Directions:
Reproduce the entries below in full, word for word.

━━ Data for this task

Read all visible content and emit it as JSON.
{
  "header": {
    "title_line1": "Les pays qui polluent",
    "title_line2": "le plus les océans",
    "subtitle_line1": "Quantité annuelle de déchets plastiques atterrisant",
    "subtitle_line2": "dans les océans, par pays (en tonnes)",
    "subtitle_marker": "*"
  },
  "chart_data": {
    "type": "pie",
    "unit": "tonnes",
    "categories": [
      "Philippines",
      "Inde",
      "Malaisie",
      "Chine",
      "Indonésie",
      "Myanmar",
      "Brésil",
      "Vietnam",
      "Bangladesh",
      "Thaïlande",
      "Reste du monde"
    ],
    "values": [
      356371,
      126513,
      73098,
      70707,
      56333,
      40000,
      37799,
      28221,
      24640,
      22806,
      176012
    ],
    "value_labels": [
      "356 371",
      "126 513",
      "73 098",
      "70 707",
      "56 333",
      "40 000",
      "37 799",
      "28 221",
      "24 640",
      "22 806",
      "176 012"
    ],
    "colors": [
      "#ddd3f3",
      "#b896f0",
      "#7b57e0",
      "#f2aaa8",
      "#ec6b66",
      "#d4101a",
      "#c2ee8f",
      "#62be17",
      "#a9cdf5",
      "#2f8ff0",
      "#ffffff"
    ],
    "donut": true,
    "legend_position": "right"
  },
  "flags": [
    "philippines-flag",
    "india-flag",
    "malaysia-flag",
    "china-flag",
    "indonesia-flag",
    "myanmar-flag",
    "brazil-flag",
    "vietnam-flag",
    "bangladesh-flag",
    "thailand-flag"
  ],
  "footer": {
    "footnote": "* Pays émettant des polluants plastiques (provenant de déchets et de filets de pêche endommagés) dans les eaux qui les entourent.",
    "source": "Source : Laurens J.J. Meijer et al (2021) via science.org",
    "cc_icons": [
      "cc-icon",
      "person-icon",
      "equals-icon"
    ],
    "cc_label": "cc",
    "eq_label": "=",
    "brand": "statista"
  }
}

━━━━

Exercise response:
Read all visible content and emit it as JSON.
{
  "header": {
    "title_line1": "Les pays qui polluent",
    "title_line2": "le plus les océans",
    "subtitle_line1": "Quantité annuelle de déchets plastiques atterrisant",
    "subtitle_line2": "dans les océans, par pays (en tonnes)",
    "subtitle_marker": "*"
  },
  "chart_data": {
    "type": "pie",
    "unit": "tonnes",
    "categories": [
      "Philippines",
      "Inde",
      "Malaisie",
      "Chine",
      "Indonésie",
      "Myanmar",
      "Brésil",
      "Vietnam",
      "Bangladesh",
      "Thaïlande",
      "Reste du monde"
    ],
    "values": [
      356371,
      126513,
      73098,
      70707,
      56333,
      40000,
      37799,
      28221,
      24640,
      22806,
      176012
    ],
    "value_labels": [
      "356 371",
      "126 513",
      "73 098",
      "70 707",
      "56 333",
      "40 000",
      "37 799",
      "28 221",
      "24 640",
      "22 806",
      "176 012"
    ],
    "colors": [
      "#ddd3f3",
      "#b896f0",
      "#7b57e0",
      "#f2aaa8",
      "#ec6b66",
      "#d4101a",
      "#c2ee8f",
      "#62be17",
      "#a9cdf5",
      "#2f8ff0",
      "#ffffff"
    ],
    "donut": true,
    "legend_position": "right"
  },
  "flags": [
    "philippines-flag",
    "india-flag",
    "malaysia-flag",
    "china-flag",
    "indonesia-flag",
    "myanmar-flag",
    "brazil-flag",
    "vietnam-flag",
    "bangladesh-flag",
    "thailand-flag"
  ],
  "footer": {
    "footnote": "* Pays émettant des polluants plastiques (provenant de déchets et de filets de pêche endommagés) dans les eaux qui les entourent.",
    "source": "Source : Laurens J.J. Meijer et al (2021) via science.org",
    "cc_icons": [
      "cc-icon",
      "person-icon",
      "equals-icon"
    ],
    "cc_label": "cc",
    "eq_label": "=",
    "brand": "statista"
  }
}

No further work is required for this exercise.